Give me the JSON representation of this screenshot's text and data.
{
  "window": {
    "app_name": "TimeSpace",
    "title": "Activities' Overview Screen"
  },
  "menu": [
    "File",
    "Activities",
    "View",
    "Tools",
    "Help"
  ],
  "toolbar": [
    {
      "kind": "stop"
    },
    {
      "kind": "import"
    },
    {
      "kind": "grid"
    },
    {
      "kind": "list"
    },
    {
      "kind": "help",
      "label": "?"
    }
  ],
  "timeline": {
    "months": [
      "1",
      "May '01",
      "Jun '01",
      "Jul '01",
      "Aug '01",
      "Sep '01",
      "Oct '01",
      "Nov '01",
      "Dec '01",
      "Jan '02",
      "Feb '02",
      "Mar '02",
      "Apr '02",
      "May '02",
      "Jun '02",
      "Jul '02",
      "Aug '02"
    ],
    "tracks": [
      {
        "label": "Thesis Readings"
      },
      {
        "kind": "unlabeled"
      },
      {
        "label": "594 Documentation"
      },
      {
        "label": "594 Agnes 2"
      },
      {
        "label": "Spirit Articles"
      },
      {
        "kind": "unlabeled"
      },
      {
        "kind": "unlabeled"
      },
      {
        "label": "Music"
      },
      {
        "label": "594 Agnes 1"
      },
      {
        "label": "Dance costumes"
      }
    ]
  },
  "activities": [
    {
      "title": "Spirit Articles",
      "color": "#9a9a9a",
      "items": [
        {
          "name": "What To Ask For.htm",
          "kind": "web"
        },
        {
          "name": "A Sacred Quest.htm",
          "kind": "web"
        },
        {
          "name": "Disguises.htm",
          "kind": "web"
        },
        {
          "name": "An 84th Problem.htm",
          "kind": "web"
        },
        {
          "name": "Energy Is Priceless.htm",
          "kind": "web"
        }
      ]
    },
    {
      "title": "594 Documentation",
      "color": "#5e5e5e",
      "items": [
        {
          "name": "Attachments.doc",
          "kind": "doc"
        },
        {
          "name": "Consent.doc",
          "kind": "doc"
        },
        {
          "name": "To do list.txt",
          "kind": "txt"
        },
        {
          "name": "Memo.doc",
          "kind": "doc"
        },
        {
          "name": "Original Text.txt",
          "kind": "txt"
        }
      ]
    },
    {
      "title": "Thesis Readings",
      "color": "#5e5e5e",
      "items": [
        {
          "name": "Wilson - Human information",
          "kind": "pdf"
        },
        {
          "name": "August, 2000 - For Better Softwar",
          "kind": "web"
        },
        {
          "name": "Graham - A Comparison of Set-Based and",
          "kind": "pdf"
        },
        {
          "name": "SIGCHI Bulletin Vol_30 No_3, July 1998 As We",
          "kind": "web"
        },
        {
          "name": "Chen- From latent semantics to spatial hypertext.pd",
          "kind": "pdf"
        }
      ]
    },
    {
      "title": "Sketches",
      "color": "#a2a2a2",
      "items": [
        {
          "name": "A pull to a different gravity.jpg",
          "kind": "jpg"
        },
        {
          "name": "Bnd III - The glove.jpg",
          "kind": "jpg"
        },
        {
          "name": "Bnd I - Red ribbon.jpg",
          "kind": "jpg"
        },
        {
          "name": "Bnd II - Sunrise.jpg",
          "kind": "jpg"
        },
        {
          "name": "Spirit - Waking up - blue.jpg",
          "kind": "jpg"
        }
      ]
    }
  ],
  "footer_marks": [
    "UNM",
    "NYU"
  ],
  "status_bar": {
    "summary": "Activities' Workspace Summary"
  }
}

__________________________________________________

### Problem statement
Your task is to gather all lines from the entries above that hold the word "Readings".

### Finished answer
        "label": "Thesis Readings"
      "title": "Thesis Readings",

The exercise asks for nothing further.